*GOAL*.
Word for word, print each line of the listing below; pictures stay out.

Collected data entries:

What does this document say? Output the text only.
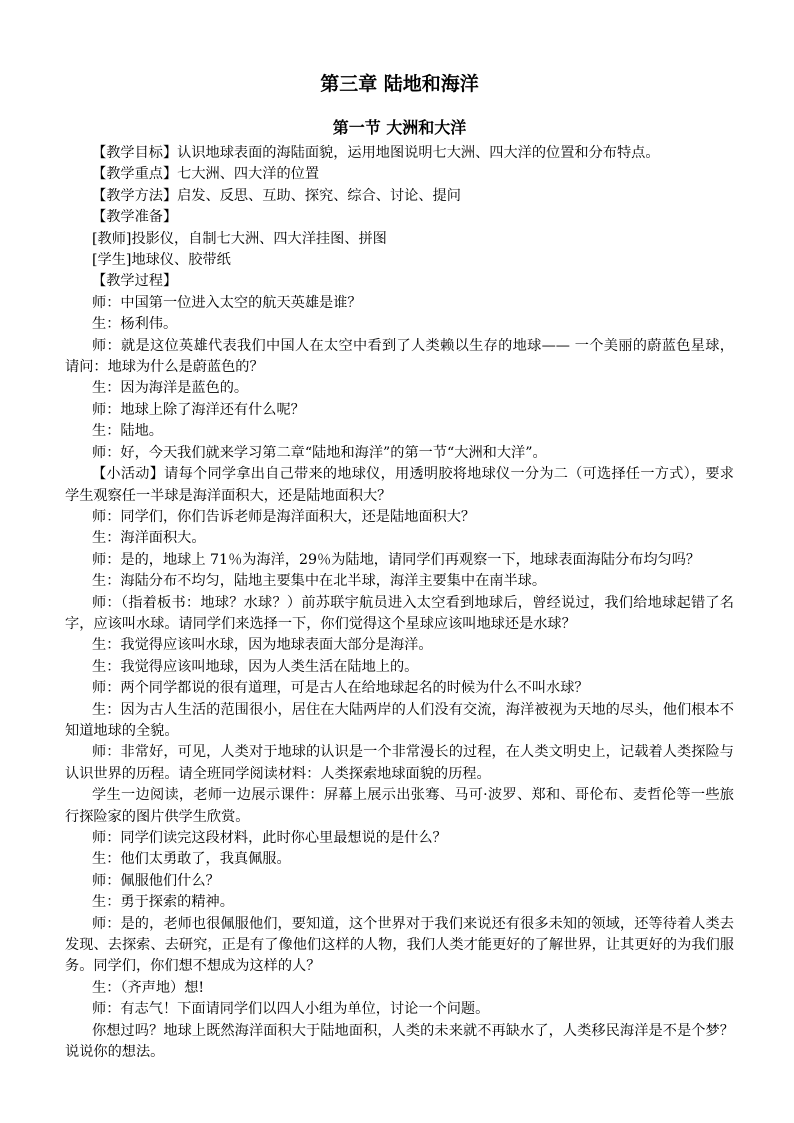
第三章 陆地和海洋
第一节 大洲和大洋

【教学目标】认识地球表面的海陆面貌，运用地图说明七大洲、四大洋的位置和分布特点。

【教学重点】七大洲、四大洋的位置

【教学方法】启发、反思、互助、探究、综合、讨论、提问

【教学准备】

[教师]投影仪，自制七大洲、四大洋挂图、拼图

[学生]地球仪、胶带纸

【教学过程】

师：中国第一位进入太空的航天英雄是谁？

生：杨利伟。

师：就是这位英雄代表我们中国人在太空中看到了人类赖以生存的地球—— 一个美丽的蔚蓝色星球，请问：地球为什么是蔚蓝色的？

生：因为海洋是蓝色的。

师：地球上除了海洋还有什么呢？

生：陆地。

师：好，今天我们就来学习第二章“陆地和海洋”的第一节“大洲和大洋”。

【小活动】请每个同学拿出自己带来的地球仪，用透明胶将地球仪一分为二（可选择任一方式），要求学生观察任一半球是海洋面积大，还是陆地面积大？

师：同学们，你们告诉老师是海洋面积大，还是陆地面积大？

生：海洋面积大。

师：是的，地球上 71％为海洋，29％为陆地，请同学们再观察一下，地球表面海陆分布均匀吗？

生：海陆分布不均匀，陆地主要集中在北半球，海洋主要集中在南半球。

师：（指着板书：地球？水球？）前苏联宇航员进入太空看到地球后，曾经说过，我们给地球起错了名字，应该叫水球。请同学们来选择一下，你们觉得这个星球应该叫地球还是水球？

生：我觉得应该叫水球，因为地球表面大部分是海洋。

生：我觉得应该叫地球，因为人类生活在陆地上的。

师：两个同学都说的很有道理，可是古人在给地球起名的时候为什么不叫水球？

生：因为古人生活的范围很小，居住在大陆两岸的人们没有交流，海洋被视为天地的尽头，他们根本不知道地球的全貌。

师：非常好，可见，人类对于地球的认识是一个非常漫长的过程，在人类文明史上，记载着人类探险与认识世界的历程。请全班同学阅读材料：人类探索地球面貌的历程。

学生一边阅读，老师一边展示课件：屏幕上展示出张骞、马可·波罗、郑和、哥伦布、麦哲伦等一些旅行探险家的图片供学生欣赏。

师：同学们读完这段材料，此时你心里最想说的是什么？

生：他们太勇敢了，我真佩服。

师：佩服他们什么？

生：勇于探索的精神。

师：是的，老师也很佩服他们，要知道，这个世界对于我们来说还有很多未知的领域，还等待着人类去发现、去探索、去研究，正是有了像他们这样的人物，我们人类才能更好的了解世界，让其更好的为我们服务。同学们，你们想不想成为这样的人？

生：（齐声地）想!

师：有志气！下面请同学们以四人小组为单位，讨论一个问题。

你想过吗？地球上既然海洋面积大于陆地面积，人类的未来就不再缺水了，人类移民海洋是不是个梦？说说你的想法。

*ANSWER TO THIS PROBLEM*.
What does this document say? Output the text only.
第三章 陆地和海洋
第一节 大洲和大洋

【教学目标】认识地球表面的海陆面貌，运用地图说明七大洲、四大洋的位置和分布特点。

【教学重点】七大洲、四大洋的位置

【教学方法】启发、反思、互助、探究、综合、讨论、提问

【教学准备】

[教师]投影仪，自制七大洲、四大洋挂图、拼图

[学生]地球仪、胶带纸

【教学过程】

师：中国第一位进入太空的航天英雄是谁？

生：杨利伟。

师：就是这位英雄代表我们中国人在太空中看到了人类赖以生存的地球—— 一个美丽的蔚蓝色星球，请问：地球为什么是蔚蓝色的？

生：因为海洋是蓝色的。

师：地球上除了海洋还有什么呢？

生：陆地。

师：好，今天我们就来学习第二章“陆地和海洋”的第一节“大洲和大洋”。

【小活动】请每个同学拿出自己带来的地球仪，用透明胶将地球仪一分为二（可选择任一方式），要求学生观察任一半球是海洋面积大，还是陆地面积大？

师：同学们，你们告诉老师是海洋面积大，还是陆地面积大？

生：海洋面积大。

师：是的，地球上 71％为海洋，29％为陆地，请同学们再观察一下，地球表面海陆分布均匀吗？

生：海陆分布不均匀，陆地主要集中在北半球，海洋主要集中在南半球。

师：（指着板书：地球？水球？）前苏联宇航员进入太空看到地球后，曾经说过，我们给地球起错了名字，应该叫水球。请同学们来选择一下，你们觉得这个星球应该叫地球还是水球？

生：我觉得应该叫水球，因为地球表面大部分是海洋。

生：我觉得应该叫地球，因为人类生活在陆地上的。

师：两个同学都说的很有道理，可是古人在给地球起名的时候为什么不叫水球？

生：因为古人生活的范围很小，居住在大陆两岸的人们没有交流，海洋被视为天地的尽头，他们根本不知道地球的全貌。

师：非常好，可见，人类对于地球的认识是一个非常漫长的过程，在人类文明史上，记载着人类探险与认识世界的历程。请全班同学阅读材料：人类探索地球面貌的历程。

学生一边阅读，老师一边展示课件：屏幕上展示出张骞、马可·波罗、郑和、哥伦布、麦哲伦等一些旅行探险家的图片供学生欣赏。

师：同学们读完这段材料，此时你心里最想说的是什么？

生：他们太勇敢了，我真佩服。

师：佩服他们什么？

生：勇于探索的精神。

师：是的，老师也很佩服他们，要知道，这个世界对于我们来说还有很多未知的领域，还等待着人类去发现、去探索、去研究，正是有了像他们这样的人物，我们人类才能更好的了解世界，让其更好的为我们服务。同学们，你们想不想成为这样的人？

生：（齐声地）想!

师：有志气！下面请同学们以四人小组为单位，讨论一个问题。

你想过吗？地球上既然海洋面积大于陆地面积，人类的未来就不再缺水了，人类移民海洋是不是个梦？说说你的想法。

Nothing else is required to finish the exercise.